Data items
+ + + + + + +

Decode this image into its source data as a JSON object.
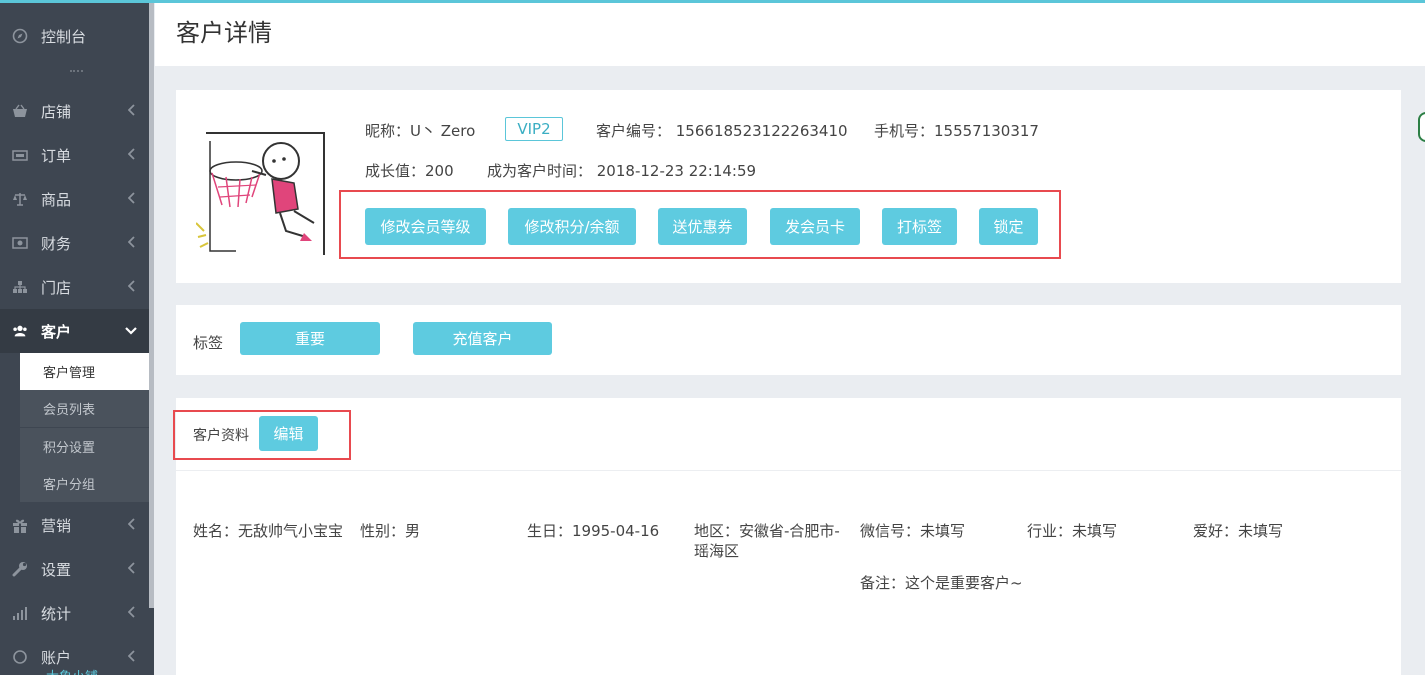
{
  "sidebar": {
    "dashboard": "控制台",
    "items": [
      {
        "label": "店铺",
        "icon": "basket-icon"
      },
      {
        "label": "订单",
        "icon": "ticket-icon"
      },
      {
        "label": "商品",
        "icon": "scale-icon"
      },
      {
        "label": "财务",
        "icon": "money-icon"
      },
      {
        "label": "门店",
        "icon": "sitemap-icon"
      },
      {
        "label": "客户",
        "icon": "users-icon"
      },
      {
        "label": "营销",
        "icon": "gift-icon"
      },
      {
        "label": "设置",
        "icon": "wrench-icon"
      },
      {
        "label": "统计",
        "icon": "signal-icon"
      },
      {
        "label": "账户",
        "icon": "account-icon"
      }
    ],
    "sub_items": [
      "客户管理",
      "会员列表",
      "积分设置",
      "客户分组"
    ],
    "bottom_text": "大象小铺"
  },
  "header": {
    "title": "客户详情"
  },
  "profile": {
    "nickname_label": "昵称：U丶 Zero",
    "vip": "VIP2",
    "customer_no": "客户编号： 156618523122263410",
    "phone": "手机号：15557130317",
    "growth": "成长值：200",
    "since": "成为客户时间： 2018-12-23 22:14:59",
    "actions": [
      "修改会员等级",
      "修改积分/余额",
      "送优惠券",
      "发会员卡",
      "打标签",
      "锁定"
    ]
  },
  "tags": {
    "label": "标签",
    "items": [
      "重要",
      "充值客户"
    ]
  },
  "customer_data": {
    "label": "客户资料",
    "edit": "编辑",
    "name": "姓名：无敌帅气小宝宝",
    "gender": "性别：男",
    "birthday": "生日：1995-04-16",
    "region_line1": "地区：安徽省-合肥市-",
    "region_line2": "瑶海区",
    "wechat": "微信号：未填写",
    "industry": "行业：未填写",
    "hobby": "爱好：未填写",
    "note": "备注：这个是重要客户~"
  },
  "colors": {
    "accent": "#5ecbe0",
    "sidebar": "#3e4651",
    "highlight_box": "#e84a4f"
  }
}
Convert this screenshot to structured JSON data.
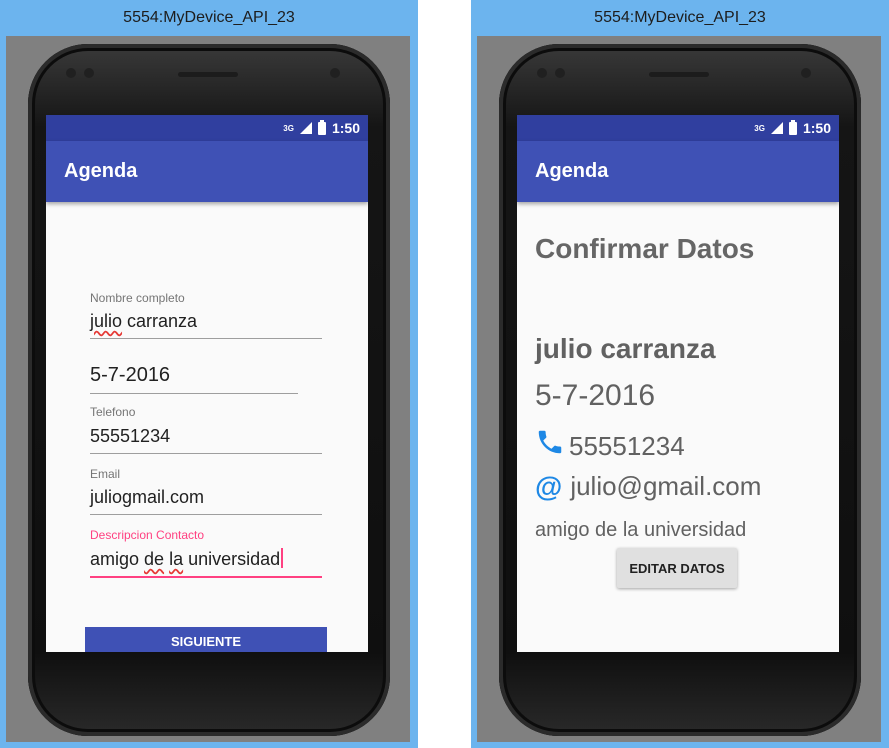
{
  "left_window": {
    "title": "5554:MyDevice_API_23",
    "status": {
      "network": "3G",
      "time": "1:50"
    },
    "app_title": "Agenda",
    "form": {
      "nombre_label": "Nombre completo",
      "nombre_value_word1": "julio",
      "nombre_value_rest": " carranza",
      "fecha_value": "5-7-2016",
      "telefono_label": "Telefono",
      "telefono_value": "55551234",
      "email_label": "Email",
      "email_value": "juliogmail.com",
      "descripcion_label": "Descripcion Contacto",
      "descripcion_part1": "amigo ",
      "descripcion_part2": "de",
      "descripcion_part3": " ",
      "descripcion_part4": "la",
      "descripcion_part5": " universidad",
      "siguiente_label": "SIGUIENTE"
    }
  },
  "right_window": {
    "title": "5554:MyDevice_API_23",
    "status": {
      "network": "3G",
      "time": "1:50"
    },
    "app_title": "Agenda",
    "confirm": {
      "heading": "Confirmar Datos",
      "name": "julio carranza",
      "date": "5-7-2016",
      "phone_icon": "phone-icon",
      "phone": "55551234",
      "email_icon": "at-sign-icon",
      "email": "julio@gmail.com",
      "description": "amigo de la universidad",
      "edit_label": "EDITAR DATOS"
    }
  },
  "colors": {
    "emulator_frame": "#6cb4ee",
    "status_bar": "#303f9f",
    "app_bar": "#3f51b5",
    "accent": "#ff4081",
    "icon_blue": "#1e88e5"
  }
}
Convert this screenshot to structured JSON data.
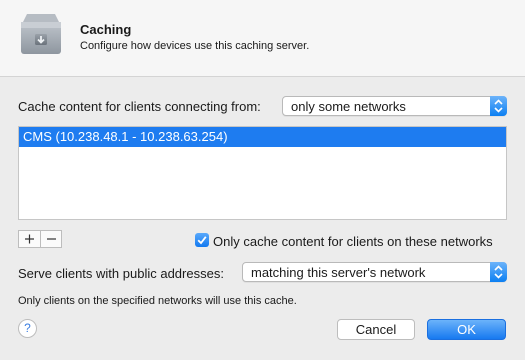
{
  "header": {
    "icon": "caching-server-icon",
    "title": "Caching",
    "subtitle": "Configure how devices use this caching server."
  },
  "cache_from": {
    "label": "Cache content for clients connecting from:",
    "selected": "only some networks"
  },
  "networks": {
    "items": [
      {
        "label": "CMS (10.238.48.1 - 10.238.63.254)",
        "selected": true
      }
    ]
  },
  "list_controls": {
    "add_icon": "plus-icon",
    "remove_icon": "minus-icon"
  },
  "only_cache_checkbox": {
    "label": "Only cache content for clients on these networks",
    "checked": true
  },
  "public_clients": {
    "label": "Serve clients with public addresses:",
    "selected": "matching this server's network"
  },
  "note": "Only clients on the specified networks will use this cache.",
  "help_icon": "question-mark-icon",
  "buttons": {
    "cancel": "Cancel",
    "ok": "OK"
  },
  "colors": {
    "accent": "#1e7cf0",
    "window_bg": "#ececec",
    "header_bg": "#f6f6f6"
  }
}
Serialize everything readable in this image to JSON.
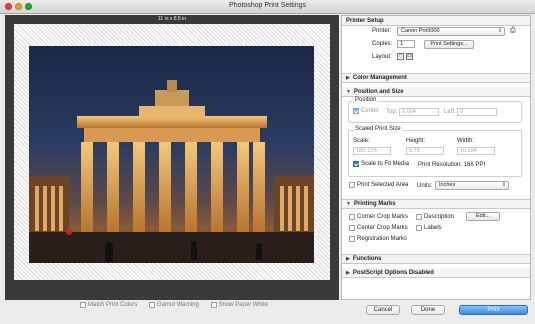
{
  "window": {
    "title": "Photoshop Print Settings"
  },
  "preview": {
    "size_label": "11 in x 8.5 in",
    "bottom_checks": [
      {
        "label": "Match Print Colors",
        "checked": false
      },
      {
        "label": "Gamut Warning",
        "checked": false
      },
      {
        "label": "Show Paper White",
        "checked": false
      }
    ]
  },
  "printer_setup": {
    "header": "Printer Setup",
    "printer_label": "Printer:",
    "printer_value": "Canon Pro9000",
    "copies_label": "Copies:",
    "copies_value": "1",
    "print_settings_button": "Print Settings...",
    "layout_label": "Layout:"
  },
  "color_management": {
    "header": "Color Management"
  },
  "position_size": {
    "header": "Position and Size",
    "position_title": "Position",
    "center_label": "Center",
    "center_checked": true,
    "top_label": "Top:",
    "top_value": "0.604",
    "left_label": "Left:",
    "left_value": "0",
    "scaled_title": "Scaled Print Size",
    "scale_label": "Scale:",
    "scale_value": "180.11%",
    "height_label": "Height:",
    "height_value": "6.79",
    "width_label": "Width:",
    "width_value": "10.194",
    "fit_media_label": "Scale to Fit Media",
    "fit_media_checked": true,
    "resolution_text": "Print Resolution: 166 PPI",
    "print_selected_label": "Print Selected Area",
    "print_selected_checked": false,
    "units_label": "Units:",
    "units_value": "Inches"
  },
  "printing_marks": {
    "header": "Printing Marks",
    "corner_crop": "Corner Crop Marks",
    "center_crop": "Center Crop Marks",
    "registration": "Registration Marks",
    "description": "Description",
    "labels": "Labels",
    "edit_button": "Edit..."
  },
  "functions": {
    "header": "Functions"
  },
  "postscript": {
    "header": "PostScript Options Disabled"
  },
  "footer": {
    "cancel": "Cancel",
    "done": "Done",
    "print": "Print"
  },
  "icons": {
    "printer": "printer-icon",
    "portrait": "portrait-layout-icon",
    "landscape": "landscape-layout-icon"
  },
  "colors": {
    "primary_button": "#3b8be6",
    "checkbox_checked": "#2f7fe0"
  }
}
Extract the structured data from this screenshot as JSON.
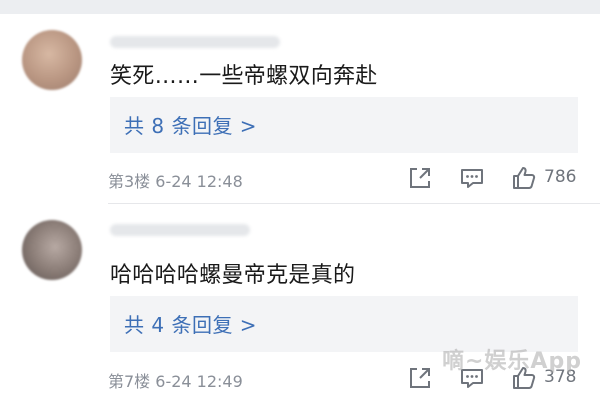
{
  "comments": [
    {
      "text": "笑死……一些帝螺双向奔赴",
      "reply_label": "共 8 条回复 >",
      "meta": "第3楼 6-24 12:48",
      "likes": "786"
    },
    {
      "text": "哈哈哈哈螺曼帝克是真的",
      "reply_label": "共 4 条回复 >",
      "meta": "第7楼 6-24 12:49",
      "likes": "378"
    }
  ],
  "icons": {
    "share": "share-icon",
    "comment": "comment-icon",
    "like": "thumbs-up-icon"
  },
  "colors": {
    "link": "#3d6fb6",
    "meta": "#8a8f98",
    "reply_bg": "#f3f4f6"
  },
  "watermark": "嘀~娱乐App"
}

+ + + + + + +

What the task asks:
Write the entries above out in full, exactly, with no images.

Exercise result:
Decode this image into its source data as a JSON object.
{
  "sidebar": {
    "dashboard": "控制台",
    "items": [
      {
        "label": "店铺",
        "icon": "basket-icon"
      },
      {
        "label": "订单",
        "icon": "ticket-icon"
      },
      {
        "label": "商品",
        "icon": "scale-icon"
      },
      {
        "label": "财务",
        "icon": "money-icon"
      },
      {
        "label": "门店",
        "icon": "sitemap-icon"
      },
      {
        "label": "客户",
        "icon": "users-icon"
      },
      {
        "label": "营销",
        "icon": "gift-icon"
      },
      {
        "label": "设置",
        "icon": "wrench-icon"
      },
      {
        "label": "统计",
        "icon": "signal-icon"
      },
      {
        "label": "账户",
        "icon": "account-icon"
      }
    ],
    "sub_items": [
      "客户管理",
      "会员列表",
      "积分设置",
      "客户分组"
    ],
    "bottom_text": "大象小铺"
  },
  "header": {
    "title": "客户详情"
  },
  "profile": {
    "nickname_label": "昵称：U丶 Zero",
    "vip": "VIP2",
    "customer_no": "客户编号： 156618523122263410",
    "phone": "手机号：15557130317",
    "growth": "成长值：200",
    "since": "成为客户时间： 2018-12-23 22:14:59",
    "actions": [
      "修改会员等级",
      "修改积分/余额",
      "送优惠券",
      "发会员卡",
      "打标签",
      "锁定"
    ]
  },
  "tags": {
    "label": "标签",
    "items": [
      "重要",
      "充值客户"
    ]
  },
  "customer_data": {
    "label": "客户资料",
    "edit": "编辑",
    "name": "姓名：无敌帅气小宝宝",
    "gender": "性别：男",
    "birthday": "生日：1995-04-16",
    "region_line1": "地区：安徽省-合肥市-",
    "region_line2": "瑶海区",
    "wechat": "微信号：未填写",
    "industry": "行业：未填写",
    "hobby": "爱好：未填写",
    "note": "备注：这个是重要客户~"
  },
  "colors": {
    "accent": "#5ecbe0",
    "sidebar": "#3e4651",
    "highlight_box": "#e84a4f"
  }
}
Convert this screenshot to structured JSON data.
{
  "left_window": {
    "title": "5554:MyDevice_API_23",
    "status": {
      "network": "3G",
      "time": "1:50"
    },
    "app_title": "Agenda",
    "form": {
      "nombre_label": "Nombre completo",
      "nombre_value_word1": "julio",
      "nombre_value_rest": " carranza",
      "fecha_value": "5-7-2016",
      "telefono_label": "Telefono",
      "telefono_value": "55551234",
      "email_label": "Email",
      "email_value": "juliogmail.com",
      "descripcion_label": "Descripcion Contacto",
      "descripcion_part1": "amigo ",
      "descripcion_part2": "de",
      "descripcion_part3": " ",
      "descripcion_part4": "la",
      "descripcion_part5": " universidad",
      "siguiente_label": "SIGUIENTE"
    }
  },
  "right_window": {
    "title": "5554:MyDevice_API_23",
    "status": {
      "network": "3G",
      "time": "1:50"
    },
    "app_title": "Agenda",
    "confirm": {
      "heading": "Confirmar Datos",
      "name": "julio carranza",
      "date": "5-7-2016",
      "phone_icon": "phone-icon",
      "phone": "55551234",
      "email_icon": "at-sign-icon",
      "email": "julio@gmail.com",
      "description": "amigo de la universidad",
      "edit_label": "EDITAR DATOS"
    }
  },
  "colors": {
    "emulator_frame": "#6cb4ee",
    "status_bar": "#303f9f",
    "app_bar": "#3f51b5",
    "accent": "#ff4081",
    "icon_blue": "#1e88e5"
  }
}
Convert this screenshot to structured JSON data.
{
  "header": {
    "icon": "caching-server-icon",
    "title": "Caching",
    "subtitle": "Configure how devices use this caching server."
  },
  "cache_from": {
    "label": "Cache content for clients connecting from:",
    "selected": "only some networks"
  },
  "networks": {
    "items": [
      {
        "label": "CMS (10.238.48.1 - 10.238.63.254)",
        "selected": true
      }
    ]
  },
  "list_controls": {
    "add_icon": "plus-icon",
    "remove_icon": "minus-icon"
  },
  "only_cache_checkbox": {
    "label": "Only cache content for clients on these networks",
    "checked": true
  },
  "public_clients": {
    "label": "Serve clients with public addresses:",
    "selected": "matching this server's network"
  },
  "note": "Only clients on the specified networks will use this cache.",
  "help_icon": "question-mark-icon",
  "buttons": {
    "cancel": "Cancel",
    "ok": "OK"
  },
  "colors": {
    "accent": "#1e7cf0",
    "window_bg": "#ececec",
    "header_bg": "#f6f6f6"
  }
}
Serialize everything readable in this image to JSON.
{
  "window": {
    "title": "Photoshop Print Settings"
  },
  "preview": {
    "size_label": "11 in x 8.5 in",
    "bottom_checks": [
      {
        "label": "Match Print Colors",
        "checked": false
      },
      {
        "label": "Gamut Warning",
        "checked": false
      },
      {
        "label": "Show Paper White",
        "checked": false
      }
    ]
  },
  "printer_setup": {
    "header": "Printer Setup",
    "printer_label": "Printer:",
    "printer_value": "Canon Pro9000",
    "copies_label": "Copies:",
    "copies_value": "1",
    "print_settings_button": "Print Settings...",
    "layout_label": "Layout:"
  },
  "color_management": {
    "header": "Color Management"
  },
  "position_size": {
    "header": "Position and Size",
    "position_title": "Position",
    "center_label": "Center",
    "center_checked": true,
    "top_label": "Top:",
    "top_value": "0.604",
    "left_label": "Left:",
    "left_value": "0",
    "scaled_title": "Scaled Print Size",
    "scale_label": "Scale:",
    "scale_value": "180.11%",
    "height_label": "Height:",
    "height_value": "6.79",
    "width_label": "Width:",
    "width_value": "10.194",
    "fit_media_label": "Scale to Fit Media",
    "fit_media_checked": true,
    "resolution_text": "Print Resolution: 166 PPI",
    "print_selected_label": "Print Selected Area",
    "print_selected_checked": false,
    "units_label": "Units:",
    "units_value": "Inches"
  },
  "printing_marks": {
    "header": "Printing Marks",
    "corner_crop": "Corner Crop Marks",
    "center_crop": "Center Crop Marks",
    "registration": "Registration Marks",
    "description": "Description",
    "labels": "Labels",
    "edit_button": "Edit..."
  },
  "functions": {
    "header": "Functions"
  },
  "postscript": {
    "header": "PostScript Options Disabled"
  },
  "footer": {
    "cancel": "Cancel",
    "done": "Done",
    "print": "Print"
  },
  "icons": {
    "printer": "printer-icon",
    "portrait": "portrait-layout-icon",
    "landscape": "landscape-layout-icon"
  },
  "colors": {
    "primary_button": "#3b8be6",
    "checkbox_checked": "#2f7fe0"
  }
}
Extract the structured data from this screenshot as JSON.
{
  "comments": [
    {
      "text": "笑死……一些帝螺双向奔赴",
      "reply_label": "共 8 条回复 >",
      "meta": "第3楼 6-24 12:48",
      "likes": "786"
    },
    {
      "text": "哈哈哈哈螺曼帝克是真的",
      "reply_label": "共 4 条回复 >",
      "meta": "第7楼 6-24 12:49",
      "likes": "378"
    }
  ],
  "icons": {
    "share": "share-icon",
    "comment": "comment-icon",
    "like": "thumbs-up-icon"
  },
  "colors": {
    "link": "#3d6fb6",
    "meta": "#8a8f98",
    "reply_bg": "#f3f4f6"
  },
  "watermark": "嘀~娱乐App"
}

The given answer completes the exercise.